## MATERIAL SHOWN
>> Start

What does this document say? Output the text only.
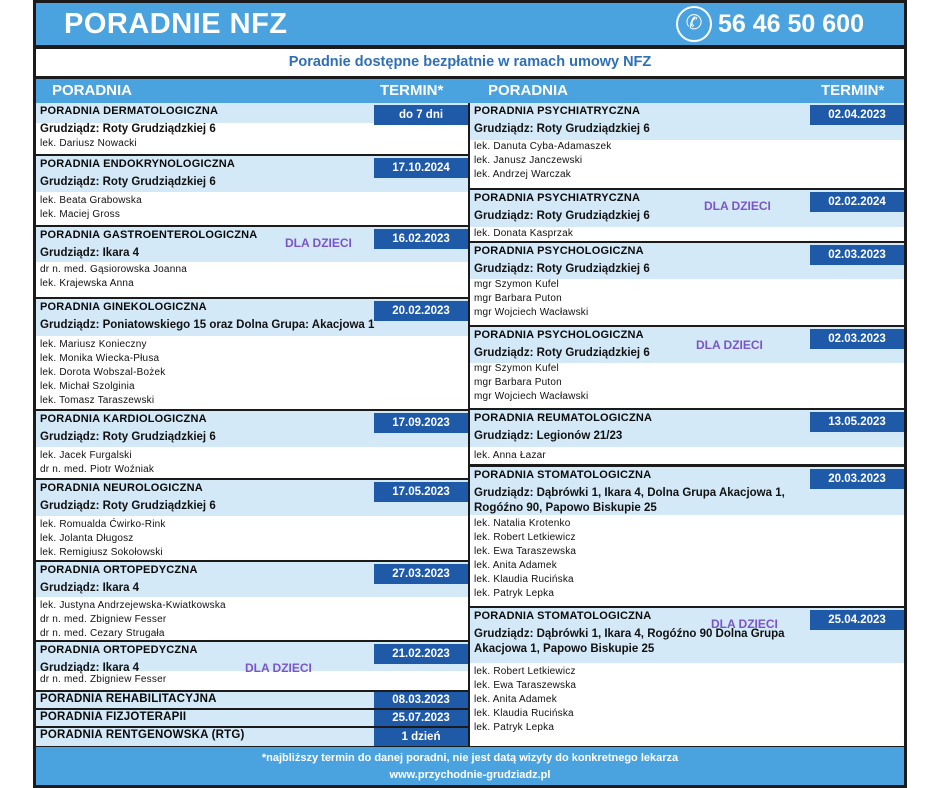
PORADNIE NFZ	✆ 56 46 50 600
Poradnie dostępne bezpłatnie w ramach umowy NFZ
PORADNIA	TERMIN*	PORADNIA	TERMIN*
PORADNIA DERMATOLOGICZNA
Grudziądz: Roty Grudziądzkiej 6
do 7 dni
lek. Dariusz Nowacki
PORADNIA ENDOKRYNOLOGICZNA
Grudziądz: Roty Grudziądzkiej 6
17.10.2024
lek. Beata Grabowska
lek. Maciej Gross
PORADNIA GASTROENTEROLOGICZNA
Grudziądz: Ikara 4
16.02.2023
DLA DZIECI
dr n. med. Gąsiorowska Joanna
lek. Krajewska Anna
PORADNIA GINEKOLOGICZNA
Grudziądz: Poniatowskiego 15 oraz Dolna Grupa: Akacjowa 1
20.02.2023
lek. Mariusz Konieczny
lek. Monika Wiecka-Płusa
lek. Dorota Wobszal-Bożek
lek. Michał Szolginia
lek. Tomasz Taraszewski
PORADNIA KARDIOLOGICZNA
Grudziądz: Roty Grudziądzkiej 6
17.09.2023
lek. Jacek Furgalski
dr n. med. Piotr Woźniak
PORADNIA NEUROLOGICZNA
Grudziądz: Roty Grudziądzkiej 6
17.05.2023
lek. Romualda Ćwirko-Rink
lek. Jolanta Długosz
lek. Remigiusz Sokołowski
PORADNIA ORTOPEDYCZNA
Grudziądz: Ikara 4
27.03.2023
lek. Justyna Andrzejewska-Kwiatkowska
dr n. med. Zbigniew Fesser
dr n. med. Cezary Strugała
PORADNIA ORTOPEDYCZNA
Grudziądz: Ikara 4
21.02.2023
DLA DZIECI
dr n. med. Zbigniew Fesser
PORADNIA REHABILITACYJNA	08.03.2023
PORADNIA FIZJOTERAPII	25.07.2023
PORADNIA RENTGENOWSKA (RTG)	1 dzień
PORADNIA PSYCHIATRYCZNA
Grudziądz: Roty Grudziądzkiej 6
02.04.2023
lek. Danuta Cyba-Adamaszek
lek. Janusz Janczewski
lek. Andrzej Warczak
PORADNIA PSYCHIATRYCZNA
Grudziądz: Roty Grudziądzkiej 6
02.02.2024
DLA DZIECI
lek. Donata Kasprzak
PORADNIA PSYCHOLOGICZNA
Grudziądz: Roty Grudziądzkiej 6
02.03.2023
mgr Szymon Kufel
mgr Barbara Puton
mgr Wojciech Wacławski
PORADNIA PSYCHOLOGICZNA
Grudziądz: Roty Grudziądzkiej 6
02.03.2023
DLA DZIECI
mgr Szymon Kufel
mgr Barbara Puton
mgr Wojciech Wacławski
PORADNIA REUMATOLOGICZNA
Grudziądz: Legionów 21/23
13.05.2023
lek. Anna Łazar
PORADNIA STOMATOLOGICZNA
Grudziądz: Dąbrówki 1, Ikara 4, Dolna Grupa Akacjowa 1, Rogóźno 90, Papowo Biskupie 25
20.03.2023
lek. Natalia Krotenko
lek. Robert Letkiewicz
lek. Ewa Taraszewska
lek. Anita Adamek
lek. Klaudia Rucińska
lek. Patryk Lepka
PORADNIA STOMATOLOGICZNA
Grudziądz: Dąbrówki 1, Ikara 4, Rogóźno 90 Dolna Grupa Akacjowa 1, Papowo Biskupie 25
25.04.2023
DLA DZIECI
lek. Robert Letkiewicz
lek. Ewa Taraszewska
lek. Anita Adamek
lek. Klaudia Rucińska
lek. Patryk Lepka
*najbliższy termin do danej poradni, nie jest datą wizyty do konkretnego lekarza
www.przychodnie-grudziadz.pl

>> End
>> Start

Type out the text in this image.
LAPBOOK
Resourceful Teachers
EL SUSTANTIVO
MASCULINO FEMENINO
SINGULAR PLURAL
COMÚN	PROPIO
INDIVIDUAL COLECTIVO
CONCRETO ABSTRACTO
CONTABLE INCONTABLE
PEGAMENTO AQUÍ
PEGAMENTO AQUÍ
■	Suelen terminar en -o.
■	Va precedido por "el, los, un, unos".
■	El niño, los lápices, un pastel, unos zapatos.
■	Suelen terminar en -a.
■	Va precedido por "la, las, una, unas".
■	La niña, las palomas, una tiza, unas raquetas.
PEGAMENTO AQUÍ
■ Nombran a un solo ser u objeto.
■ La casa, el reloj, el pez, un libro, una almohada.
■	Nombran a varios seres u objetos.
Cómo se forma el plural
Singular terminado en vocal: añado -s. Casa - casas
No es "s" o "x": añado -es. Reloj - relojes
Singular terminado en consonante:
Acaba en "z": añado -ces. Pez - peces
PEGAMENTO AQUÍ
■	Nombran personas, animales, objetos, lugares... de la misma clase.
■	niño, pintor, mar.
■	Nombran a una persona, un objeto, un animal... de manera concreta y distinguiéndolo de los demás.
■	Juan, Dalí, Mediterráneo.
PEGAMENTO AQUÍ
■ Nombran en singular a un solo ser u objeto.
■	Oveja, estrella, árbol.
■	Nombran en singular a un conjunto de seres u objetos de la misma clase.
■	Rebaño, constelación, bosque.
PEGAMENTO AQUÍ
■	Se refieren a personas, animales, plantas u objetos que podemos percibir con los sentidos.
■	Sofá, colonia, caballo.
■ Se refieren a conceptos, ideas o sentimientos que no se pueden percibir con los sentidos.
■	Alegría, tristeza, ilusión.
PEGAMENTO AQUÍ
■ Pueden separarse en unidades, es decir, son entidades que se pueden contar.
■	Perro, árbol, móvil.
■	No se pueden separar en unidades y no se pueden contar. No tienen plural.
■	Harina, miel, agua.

>> End
>> Start

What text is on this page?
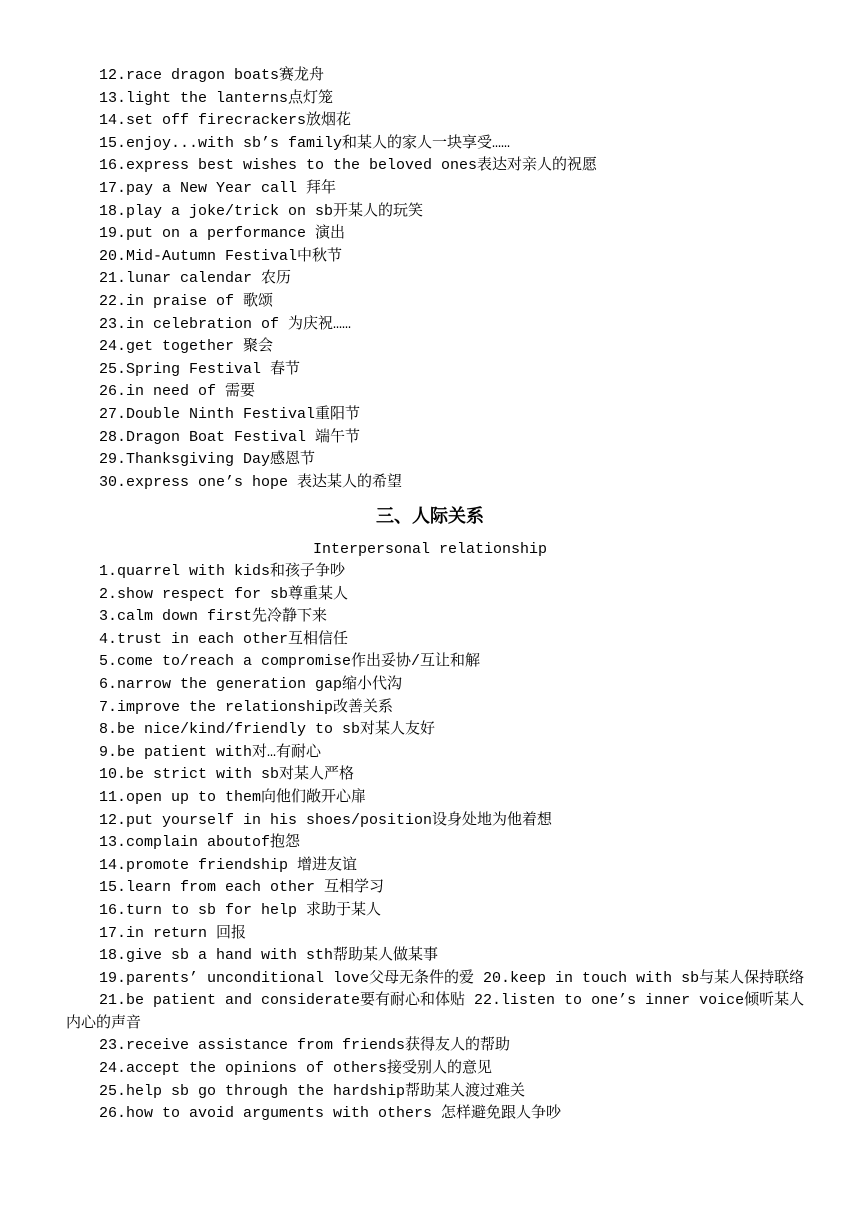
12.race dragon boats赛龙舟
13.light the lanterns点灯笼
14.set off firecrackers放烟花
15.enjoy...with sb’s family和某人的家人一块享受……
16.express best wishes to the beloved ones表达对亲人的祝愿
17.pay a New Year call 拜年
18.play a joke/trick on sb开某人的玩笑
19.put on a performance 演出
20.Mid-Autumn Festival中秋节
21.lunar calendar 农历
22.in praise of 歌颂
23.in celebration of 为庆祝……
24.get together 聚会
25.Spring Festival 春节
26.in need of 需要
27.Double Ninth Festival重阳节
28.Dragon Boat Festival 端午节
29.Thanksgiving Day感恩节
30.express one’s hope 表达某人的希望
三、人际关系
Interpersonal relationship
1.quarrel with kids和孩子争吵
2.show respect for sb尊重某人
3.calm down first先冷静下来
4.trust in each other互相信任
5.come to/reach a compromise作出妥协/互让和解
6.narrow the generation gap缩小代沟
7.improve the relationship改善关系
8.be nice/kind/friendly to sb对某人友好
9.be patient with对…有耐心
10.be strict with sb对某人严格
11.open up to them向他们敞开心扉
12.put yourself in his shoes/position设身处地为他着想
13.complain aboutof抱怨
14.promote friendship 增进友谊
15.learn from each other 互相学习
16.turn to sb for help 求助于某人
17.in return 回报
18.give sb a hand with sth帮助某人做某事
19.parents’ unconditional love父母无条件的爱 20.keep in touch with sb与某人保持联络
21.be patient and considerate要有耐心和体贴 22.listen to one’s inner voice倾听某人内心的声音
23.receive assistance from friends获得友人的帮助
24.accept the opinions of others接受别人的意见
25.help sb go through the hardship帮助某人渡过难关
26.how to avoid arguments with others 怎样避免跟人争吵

>> End

## YOUR GOAL
Your task is to pick out every line with the string "percibir" and copy it.

## EXERCISE RESPONSE
■	Se refieren a personas, animales, plantas u objetos que podemos percibir con los sentidos.
■ Se refieren a conceptos, ideas o sentimientos que no se pueden percibir con los sentidos.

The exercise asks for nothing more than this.